# ACTION REQUISE A
Dans l'hommage à Jean Roucou ci-dessous, relevez chaque complément qui suit les mots « Tenir parole pour ».
# ACTION REQUISE B
Prolongez l'hommage à Jean Roucou ci-dessous en reprenant après sa dernière phrase.

# EXTRAIT PRÉSENTÉ

────────

En conclusion, je voudrais, en paraphrasant René Char, comparer Jean à ce poète qui « face à l’effondrement des preuves (…) répond par une salve d’avenir », en souhaitant que nous puissions, dans ces temps incertains, reprendre le flambeau de cette conception citoyenne et humaniste du « faire ensemble » qu’il nous a légué.
*Président de Prisme
Philippe Meirieu*
Tenir Parole
De Jean Roucou, je garderai toujours présente à l’esprit l’image d’un être constamment à l’affût. Attentif aux êtres qu’il croisait, l’œil toujours vif et l’oreille en alerte, prêt à saisir une proposition, à s’emparer d’une idée, à rebondir sur une hypothèse et à mettre en route un projet. Curieux aussi de tout ce qui se faisait en éducation sur les territoires, conscient que les initiatives des acteurs avaient parfois plus de poids sur les choses que les instructions souvent assez formelles venues du sommet de la pyramide. Vigilant sur les enjeux et les valeurs, appliqué à débusquer, derrière les discours généraux et généreux, le sens des pratiques mises en place et leur impact réel sur le tissu éducatif et social de notre pays. Soucieux, enfin, de créer des étincelles fécondes en suscitant des rencontres imprévues, en mettant en contact des personnes qui ne se connaissaient pas, en offrant à chacune et chacun la possibilité de s’emparer d’informations, en favorisant systématiquement la mise en réseau.
Bref, Jean savait ce qu’être à l’affût voulait dire. Et il savait que cette attention permanente était la condition, face à tant d’entreprises velléitaires, pour tenir parole. Car telle était bien, à mes yeux, sa salutaire obsession : tenir parole pour une éducation qui n’exclut personne du cercle de l’humain. Tenir parole pour faire de la solidarité la valeur cardinale de nos engagements. Tenir parole pour que nos idéaux s’incarnent au quotidien dans le moindre geste et que nous puissions relever, sur le terrain, les défis fantastiques auxquels nous sommes confrontés.

────────

# DONNÉES EXTRAITES
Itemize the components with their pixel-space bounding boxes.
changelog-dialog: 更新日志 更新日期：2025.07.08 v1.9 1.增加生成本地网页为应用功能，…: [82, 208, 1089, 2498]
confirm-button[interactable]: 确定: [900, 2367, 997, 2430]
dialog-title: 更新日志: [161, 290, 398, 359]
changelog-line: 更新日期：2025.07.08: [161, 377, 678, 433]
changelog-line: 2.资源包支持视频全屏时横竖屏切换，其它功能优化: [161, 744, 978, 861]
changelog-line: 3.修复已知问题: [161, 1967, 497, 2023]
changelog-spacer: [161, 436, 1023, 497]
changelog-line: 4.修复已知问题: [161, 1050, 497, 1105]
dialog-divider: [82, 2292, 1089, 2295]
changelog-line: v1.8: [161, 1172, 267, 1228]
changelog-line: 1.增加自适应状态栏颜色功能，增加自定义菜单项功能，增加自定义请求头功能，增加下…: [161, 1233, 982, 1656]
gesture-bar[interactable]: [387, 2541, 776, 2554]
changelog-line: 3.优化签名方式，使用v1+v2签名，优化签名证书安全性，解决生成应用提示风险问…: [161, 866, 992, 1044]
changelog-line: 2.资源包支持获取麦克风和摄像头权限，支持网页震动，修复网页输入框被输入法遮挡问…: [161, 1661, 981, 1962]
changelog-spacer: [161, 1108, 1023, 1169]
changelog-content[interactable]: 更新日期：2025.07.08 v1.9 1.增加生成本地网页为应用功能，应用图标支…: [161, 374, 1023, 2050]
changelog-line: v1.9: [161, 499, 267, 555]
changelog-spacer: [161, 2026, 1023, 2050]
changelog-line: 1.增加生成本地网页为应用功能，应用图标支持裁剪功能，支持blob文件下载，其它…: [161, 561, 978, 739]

────────

# ZONE DE RÉPONSE A
- une éducation qui n’exclut personne du cercle de l’humain
- faire de la solidarité la valeur cardinale de nos engagements
- que nos idéaux s’incarnent au quotidien dans le moindre geste et que nous puissions relever, sur le terrain, les défis fantastiques auxquels nous sommes confrontés

# ZONE DE RÉPONSE B
Gardons de Jean cette obsession essentielle et soyons à l’affût comme lui. À l’affût de tout ce qui fait progresser l’émancipation des humains, de tout ce qui les réunit contre toutes les tentations de repli sur soi, de tout ce qui leur permet, non seulement de « vivre ensemble » – ce qui est, après tout, un piètre idéal -, mais aussi, et surtout, de « faire ensemble » : faire ensemble un monde où chacun ait une place, où l’on ne désespère jamais de quiconque, un monde où les éducateurs soient, comme Jean, capables de faire advenir, partout sur les territoires, des affranchissements furtifs mais décisifs. De ces affranchissements qui donnent sens à la vie et à nos engagements. De ces affranchissements qui découragent tout cynisme et congédient toute désespérance.
Je vois encore Jean, à l’affût, nous dire : « Il faut continuer, ne rien lâcher et inventer sans cesse… ». Merci cher Jean de rester ainsi avec nous. Nous tâcherons d’être à la hauteur de ce que tu as été.